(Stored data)
◇ ◇ ◇ ◇
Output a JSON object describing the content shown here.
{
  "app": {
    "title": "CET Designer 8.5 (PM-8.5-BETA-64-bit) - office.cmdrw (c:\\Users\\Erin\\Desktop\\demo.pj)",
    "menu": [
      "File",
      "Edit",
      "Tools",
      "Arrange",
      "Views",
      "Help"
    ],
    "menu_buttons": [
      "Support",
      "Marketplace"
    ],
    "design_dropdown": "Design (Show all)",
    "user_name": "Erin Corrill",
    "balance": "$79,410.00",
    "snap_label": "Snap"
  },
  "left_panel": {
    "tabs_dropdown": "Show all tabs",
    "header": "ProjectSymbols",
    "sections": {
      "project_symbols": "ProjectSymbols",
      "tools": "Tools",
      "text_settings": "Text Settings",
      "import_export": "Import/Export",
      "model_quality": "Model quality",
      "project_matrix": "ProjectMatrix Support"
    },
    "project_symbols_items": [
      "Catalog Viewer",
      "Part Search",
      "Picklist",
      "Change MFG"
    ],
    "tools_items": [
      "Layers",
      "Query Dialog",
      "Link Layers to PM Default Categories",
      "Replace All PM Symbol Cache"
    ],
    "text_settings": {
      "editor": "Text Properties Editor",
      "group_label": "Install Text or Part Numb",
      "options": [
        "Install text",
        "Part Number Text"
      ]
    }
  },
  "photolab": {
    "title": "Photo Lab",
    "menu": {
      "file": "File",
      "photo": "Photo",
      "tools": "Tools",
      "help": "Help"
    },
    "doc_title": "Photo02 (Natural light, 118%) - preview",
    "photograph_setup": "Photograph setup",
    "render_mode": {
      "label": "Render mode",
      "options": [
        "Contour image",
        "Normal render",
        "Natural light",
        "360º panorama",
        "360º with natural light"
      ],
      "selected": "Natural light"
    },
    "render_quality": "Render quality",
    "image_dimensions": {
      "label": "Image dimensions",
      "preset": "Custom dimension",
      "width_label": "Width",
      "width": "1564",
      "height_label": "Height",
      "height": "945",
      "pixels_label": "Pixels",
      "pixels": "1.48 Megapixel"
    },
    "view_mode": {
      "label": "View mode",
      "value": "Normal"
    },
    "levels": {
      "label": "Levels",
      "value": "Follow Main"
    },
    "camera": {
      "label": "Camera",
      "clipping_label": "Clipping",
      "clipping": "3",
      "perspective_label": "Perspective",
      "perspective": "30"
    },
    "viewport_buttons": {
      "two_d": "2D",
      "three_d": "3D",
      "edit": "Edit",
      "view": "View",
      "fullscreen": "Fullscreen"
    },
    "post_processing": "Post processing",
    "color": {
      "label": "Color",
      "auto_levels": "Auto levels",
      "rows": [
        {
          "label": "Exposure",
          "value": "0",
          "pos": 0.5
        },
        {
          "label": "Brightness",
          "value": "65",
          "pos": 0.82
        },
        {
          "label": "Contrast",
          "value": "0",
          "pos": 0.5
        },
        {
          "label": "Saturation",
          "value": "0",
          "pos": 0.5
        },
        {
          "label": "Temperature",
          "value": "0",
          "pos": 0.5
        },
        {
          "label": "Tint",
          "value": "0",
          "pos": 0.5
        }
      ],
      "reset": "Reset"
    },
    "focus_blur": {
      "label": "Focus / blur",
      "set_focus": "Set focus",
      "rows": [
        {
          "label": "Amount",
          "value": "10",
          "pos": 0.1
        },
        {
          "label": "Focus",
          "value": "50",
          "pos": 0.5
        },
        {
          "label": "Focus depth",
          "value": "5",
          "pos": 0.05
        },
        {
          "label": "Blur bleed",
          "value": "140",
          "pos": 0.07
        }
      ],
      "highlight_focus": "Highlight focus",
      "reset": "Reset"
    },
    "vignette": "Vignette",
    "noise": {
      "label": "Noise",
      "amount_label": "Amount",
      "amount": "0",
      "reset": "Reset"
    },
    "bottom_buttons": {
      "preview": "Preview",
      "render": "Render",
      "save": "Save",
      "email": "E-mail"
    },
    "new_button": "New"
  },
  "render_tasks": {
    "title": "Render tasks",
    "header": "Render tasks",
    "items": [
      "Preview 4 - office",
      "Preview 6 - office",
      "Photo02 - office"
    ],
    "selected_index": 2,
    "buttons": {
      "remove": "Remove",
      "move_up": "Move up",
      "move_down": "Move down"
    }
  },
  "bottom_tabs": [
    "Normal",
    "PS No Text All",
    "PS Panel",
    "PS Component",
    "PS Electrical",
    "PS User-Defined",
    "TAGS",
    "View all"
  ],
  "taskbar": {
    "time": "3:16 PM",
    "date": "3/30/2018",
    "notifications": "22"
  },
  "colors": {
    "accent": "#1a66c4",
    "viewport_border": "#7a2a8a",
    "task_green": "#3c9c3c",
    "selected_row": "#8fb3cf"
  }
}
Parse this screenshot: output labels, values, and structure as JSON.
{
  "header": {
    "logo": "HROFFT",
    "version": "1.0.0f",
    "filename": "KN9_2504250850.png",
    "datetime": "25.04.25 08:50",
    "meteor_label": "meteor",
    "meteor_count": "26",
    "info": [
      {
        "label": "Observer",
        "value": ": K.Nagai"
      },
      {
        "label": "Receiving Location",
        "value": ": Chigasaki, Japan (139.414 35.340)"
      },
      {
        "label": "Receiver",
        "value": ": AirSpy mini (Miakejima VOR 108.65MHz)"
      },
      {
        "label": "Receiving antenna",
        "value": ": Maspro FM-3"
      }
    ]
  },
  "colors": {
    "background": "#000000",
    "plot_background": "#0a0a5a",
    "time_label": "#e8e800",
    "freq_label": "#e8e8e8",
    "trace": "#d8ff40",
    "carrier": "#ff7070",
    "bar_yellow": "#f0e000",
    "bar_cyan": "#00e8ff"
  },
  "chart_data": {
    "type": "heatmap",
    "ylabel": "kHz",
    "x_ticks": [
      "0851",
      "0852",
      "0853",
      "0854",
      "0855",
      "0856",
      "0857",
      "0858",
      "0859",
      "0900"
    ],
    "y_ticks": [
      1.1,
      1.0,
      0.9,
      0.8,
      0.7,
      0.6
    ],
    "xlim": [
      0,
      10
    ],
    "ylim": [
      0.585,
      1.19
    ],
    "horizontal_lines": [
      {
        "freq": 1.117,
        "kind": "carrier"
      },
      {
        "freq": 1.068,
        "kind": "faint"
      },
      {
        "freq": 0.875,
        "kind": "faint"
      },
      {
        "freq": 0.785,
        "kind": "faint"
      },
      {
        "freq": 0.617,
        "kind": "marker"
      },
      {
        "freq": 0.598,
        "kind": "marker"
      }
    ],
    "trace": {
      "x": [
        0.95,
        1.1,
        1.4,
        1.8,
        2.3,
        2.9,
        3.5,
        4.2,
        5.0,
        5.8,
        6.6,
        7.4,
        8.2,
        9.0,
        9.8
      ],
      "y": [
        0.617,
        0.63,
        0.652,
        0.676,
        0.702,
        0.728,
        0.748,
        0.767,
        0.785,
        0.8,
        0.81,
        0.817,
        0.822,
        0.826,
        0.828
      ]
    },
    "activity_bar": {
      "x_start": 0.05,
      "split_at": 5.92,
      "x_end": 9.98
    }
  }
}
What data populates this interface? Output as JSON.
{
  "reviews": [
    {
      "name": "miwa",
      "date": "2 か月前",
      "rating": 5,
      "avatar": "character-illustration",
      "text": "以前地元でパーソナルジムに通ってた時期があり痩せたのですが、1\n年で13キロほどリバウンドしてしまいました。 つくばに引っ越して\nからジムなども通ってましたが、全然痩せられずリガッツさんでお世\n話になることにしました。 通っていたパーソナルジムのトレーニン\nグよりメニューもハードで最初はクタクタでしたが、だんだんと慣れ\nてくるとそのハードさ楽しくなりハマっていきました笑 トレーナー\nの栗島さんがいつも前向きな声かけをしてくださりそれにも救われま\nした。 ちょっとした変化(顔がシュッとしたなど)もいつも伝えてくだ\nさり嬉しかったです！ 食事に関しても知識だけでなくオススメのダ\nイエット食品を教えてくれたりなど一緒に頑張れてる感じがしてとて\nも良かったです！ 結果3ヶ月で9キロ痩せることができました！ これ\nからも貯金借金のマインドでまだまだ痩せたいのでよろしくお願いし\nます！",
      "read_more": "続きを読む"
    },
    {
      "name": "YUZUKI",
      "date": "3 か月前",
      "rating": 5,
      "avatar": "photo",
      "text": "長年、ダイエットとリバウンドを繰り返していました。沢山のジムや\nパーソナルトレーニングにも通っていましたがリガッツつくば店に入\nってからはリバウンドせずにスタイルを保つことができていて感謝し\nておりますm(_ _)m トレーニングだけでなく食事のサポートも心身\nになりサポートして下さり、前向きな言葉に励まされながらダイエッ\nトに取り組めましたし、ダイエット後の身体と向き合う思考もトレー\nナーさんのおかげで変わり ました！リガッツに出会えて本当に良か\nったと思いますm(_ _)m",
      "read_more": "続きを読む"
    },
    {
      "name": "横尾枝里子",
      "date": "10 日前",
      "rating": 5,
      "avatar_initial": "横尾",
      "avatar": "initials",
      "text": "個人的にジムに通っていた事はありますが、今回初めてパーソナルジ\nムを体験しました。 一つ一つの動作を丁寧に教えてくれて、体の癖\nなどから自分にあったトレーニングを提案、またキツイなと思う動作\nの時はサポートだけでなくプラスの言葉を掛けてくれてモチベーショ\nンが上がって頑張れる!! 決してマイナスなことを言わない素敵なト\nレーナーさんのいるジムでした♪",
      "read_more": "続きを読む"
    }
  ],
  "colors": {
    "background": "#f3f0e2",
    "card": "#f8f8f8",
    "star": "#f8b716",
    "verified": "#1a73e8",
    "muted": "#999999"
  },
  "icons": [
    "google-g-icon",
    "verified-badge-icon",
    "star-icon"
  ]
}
◇ ◇ ◇ ◇
(The problem) Begin with the line that contains "What data populates" and end with the last line of the records; set down every line in that span exactly, and nothing else.

(Output)
What data populates this interface? Output as JSON.
{
  "reviews": [
    {
      "name": "miwa",
      "date": "2 か月前",
      "rating": 5,
      "avatar": "character-illustration",
      "text": "以前地元でパーソナルジムに通ってた時期があり痩せたのですが、1\n年で13キロほどリバウンドしてしまいました。 つくばに引っ越して\nからジムなども通ってましたが、全然痩せられずリガッツさんでお世\n話になることにしました。 通っていたパーソナルジムのトレーニン\nグよりメニューもハードで最初はクタクタでしたが、だんだんと慣れ\nてくるとそのハードさ楽しくなりハマっていきました笑 トレーナー\nの栗島さんがいつも前向きな声かけをしてくださりそれにも救われま\nした。 ちょっとした変化(顔がシュッとしたなど)もいつも伝えてくだ\nさり嬉しかったです！ 食事に関しても知識だけでなくオススメのダ\nイエット食品を教えてくれたりなど一緒に頑張れてる感じがしてとて\nも良かったです！ 結果3ヶ月で9キロ痩せることができました！ これ\nからも貯金借金のマインドでまだまだ痩せたいのでよろしくお願いし\nます！",
      "read_more": "続きを読む"
    },
    {
      "name": "YUZUKI",
      "date": "3 か月前",
      "rating": 5,
      "avatar": "photo",
      "text": "長年、ダイエットとリバウンドを繰り返していました。沢山のジムや\nパーソナルトレーニングにも通っていましたがリガッツつくば店に入\nってからはリバウンドせずにスタイルを保つことができていて感謝し\nておりますm(_ _)m トレーニングだけでなく食事のサポートも心身\nになりサポートして下さり、前向きな言葉に励まされながらダイエッ\nトに取り組めましたし、ダイエット後の身体と向き合う思考もトレー\nナーさんのおかげで変わり ました！リガッツに出会えて本当に良か\nったと思いますm(_ _)m",
      "read_more": "続きを読む"
    },
    {
      "name": "横尾枝里子",
      "date": "10 日前",
      "rating": 5,
      "avatar_initial": "横尾",
      "avatar": "initials",
      "text": "個人的にジムに通っていた事はありますが、今回初めてパーソナルジ\nムを体験しました。 一つ一つの動作を丁寧に教えてくれて、体の癖\nなどから自分にあったトレーニングを提案、またキツイなと思う動作\nの時はサポートだけでなくプラスの言葉を掛けてくれてモチベーショ\nンが上がって頑張れる!! 決してマイナスなことを言わない素敵なト\nレーナーさんのいるジムでした♪",
      "read_more": "続きを読む"
    }
  ],
  "colors": {
    "background": "#f3f0e2",
    "card": "#f8f8f8",
    "star": "#f8b716",
    "verified": "#1a73e8",
    "muted": "#999999"
  },
  "icons": [
    "google-g-icon",
    "verified-badge-icon",
    "star-icon"
  ]
}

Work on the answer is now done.